Reproduce everything from the start of the records down through the line containing "slide-title-line-2: 校纪校规教育 [424, 515, 914, 576]", substituting "overhead-fan" for "ceiling-fan" and leaving all else unchanged.

(Layout element annotation records)
Start

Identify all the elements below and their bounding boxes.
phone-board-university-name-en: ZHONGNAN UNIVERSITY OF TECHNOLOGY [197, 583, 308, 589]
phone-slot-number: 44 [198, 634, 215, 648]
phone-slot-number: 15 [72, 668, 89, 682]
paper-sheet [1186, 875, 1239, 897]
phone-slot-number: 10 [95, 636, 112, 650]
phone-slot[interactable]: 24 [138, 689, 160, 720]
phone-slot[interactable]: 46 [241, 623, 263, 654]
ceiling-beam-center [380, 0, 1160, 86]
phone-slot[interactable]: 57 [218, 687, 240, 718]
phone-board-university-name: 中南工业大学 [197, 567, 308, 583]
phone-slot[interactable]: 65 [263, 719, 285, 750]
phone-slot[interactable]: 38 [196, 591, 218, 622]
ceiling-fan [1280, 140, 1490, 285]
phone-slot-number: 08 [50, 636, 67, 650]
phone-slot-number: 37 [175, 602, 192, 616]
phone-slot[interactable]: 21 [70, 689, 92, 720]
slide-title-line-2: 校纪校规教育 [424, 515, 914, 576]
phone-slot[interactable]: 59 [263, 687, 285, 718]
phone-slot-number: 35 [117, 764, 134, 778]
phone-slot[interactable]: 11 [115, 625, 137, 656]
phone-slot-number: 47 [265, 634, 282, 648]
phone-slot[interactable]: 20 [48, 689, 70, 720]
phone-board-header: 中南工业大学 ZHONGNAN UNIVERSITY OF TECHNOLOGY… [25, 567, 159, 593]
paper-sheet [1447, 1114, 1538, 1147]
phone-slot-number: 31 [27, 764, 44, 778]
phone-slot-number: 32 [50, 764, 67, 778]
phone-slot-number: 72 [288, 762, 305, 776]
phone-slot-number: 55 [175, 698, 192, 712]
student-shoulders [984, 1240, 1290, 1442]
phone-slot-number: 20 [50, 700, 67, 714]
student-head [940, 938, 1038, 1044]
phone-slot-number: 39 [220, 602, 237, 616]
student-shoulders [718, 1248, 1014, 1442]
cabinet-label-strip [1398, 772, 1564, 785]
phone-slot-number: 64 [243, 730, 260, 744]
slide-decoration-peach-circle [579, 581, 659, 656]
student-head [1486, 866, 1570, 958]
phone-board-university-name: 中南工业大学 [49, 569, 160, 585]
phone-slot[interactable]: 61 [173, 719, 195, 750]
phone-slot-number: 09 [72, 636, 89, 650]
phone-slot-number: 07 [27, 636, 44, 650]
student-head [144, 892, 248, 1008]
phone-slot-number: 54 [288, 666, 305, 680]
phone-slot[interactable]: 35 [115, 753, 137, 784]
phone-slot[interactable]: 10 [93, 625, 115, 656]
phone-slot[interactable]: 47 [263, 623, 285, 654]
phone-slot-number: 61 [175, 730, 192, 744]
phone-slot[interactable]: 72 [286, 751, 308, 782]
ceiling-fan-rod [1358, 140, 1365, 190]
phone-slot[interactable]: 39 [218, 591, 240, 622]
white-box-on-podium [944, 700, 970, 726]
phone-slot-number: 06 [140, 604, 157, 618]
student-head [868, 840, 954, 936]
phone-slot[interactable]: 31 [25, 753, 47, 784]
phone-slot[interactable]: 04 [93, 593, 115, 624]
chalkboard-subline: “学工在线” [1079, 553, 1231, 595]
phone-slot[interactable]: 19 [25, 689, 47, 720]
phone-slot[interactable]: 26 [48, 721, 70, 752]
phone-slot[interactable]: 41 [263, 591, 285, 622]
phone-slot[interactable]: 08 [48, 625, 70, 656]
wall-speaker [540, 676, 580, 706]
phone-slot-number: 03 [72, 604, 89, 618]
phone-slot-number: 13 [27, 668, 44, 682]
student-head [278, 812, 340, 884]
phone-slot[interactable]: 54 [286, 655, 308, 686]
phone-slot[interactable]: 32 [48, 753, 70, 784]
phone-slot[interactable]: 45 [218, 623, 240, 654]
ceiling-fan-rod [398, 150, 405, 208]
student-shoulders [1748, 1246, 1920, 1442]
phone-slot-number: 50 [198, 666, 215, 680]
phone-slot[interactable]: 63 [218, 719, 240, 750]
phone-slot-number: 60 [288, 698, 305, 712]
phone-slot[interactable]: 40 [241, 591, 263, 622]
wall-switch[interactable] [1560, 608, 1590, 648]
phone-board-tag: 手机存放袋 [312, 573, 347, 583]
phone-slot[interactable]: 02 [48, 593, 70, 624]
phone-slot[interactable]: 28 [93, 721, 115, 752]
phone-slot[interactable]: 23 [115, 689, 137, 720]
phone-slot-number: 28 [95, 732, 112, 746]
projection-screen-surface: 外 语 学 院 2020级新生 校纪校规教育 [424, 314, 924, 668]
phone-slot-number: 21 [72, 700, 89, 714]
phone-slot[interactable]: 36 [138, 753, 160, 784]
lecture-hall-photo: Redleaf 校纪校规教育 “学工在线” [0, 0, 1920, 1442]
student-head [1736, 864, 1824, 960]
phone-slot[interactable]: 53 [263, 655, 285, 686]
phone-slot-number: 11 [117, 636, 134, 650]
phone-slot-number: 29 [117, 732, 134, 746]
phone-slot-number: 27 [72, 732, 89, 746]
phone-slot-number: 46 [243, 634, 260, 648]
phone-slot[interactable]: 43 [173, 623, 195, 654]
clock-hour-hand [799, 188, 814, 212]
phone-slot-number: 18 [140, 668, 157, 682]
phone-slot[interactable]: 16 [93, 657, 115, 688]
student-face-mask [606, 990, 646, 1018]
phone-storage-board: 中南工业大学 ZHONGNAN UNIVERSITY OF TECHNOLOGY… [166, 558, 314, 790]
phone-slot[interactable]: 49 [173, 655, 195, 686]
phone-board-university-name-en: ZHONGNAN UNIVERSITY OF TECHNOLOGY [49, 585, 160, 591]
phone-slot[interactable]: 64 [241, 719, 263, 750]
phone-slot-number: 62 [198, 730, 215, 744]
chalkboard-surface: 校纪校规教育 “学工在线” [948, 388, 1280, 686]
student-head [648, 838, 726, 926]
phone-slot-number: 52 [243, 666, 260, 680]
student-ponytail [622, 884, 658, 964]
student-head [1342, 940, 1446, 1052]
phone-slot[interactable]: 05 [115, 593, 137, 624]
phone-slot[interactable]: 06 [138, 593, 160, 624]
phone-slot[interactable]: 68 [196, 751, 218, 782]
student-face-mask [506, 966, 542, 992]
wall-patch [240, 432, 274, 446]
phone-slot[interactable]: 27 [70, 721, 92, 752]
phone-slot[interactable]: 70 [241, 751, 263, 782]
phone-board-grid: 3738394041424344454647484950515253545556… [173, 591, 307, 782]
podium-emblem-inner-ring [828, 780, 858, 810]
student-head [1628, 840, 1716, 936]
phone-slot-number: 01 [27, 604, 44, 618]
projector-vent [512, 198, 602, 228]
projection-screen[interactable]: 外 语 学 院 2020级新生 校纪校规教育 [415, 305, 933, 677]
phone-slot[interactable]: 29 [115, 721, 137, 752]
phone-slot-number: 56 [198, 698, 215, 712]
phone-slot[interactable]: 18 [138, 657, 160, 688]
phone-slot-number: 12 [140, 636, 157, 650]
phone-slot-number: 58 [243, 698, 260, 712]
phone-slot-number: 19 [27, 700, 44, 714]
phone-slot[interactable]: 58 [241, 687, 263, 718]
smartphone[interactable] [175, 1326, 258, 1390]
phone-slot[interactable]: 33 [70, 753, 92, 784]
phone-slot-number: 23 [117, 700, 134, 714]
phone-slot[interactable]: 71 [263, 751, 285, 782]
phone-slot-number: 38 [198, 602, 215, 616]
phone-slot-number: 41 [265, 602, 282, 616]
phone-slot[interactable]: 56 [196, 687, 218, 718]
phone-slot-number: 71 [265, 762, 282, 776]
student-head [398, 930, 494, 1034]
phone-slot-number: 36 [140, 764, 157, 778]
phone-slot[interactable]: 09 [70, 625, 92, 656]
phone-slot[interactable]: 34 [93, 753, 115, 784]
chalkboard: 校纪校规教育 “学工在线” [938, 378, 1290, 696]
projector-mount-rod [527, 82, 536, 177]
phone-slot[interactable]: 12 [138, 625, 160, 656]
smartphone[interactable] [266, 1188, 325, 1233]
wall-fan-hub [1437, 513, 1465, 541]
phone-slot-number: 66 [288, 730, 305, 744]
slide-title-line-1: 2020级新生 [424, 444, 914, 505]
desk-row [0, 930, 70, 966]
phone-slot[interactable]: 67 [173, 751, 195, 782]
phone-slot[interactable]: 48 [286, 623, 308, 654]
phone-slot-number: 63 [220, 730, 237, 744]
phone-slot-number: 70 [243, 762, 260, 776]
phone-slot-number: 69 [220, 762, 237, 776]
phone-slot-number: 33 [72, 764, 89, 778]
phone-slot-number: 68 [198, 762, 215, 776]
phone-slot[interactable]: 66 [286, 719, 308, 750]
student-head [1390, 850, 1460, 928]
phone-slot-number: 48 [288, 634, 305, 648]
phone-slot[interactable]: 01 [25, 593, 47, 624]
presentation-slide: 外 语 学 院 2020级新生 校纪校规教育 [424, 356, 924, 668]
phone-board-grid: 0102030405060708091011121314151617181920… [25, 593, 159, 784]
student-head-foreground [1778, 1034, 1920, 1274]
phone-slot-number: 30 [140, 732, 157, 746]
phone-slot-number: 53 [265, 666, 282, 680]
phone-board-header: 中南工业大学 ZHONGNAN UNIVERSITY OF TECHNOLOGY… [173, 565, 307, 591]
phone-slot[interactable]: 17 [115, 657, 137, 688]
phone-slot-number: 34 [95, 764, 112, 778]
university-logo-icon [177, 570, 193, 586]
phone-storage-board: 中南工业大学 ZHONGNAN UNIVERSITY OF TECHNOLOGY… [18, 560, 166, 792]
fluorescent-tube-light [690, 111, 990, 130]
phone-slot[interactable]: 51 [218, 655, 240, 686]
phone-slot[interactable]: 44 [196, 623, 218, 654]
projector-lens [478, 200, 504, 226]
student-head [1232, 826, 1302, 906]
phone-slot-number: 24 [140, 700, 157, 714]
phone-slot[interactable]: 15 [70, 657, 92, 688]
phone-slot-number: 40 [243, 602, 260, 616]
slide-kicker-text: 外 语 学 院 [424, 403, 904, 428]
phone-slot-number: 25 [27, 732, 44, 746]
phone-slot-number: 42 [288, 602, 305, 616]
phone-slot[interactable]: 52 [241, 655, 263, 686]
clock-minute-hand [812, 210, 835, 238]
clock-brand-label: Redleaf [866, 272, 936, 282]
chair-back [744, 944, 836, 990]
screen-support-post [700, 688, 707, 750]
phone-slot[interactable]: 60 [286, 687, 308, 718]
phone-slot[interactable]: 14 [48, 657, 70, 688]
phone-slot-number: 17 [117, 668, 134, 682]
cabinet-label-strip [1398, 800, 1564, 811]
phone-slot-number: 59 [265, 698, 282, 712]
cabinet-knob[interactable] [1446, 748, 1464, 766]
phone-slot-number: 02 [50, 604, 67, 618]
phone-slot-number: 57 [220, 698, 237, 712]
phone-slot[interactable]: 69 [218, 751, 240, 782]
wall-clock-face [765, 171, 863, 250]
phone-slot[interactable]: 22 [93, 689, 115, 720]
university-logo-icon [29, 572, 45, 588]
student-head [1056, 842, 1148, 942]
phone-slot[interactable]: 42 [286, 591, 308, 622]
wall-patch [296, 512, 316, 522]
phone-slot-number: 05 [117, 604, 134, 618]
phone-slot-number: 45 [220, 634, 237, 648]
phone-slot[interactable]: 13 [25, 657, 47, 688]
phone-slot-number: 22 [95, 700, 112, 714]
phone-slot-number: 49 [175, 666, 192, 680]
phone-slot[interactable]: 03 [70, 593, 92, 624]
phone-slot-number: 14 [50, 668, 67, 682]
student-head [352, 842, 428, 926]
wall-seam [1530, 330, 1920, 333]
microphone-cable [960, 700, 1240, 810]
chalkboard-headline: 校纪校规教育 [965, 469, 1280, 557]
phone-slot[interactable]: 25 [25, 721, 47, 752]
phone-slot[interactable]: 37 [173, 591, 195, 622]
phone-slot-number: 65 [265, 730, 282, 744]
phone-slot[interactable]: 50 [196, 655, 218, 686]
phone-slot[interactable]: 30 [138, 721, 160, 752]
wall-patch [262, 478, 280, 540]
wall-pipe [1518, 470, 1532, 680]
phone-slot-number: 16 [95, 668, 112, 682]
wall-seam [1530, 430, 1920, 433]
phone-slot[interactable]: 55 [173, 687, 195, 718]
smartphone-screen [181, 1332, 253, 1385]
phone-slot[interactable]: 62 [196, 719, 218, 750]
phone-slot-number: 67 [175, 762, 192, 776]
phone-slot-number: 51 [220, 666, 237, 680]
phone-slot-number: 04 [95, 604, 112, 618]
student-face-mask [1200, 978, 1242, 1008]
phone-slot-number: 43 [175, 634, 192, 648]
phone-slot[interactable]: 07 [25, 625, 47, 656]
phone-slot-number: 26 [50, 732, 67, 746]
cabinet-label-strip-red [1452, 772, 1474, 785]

End

▶ Task response
Identify all the elements below and their bounding boxes.
phone-board-university-name-en: ZHONGNAN UNIVERSITY OF TECHNOLOGY [197, 583, 308, 589]
phone-slot-number: 44 [198, 634, 215, 648]
phone-slot-number: 15 [72, 668, 89, 682]
paper-sheet [1186, 875, 1239, 897]
phone-slot-number: 10 [95, 636, 112, 650]
phone-slot[interactable]: 24 [138, 689, 160, 720]
phone-slot[interactable]: 46 [241, 623, 263, 654]
ceiling-beam-center [380, 0, 1160, 86]
phone-slot[interactable]: 57 [218, 687, 240, 718]
phone-board-university-name: 中南工业大学 [197, 567, 308, 583]
phone-slot[interactable]: 65 [263, 719, 285, 750]
phone-slot[interactable]: 38 [196, 591, 218, 622]
overhead-fan [1280, 140, 1490, 285]
phone-slot-number: 08 [50, 636, 67, 650]
phone-slot-number: 37 [175, 602, 192, 616]
phone-slot[interactable]: 21 [70, 689, 92, 720]
slide-title-line-2: 校纪校规教育 [424, 515, 914, 576]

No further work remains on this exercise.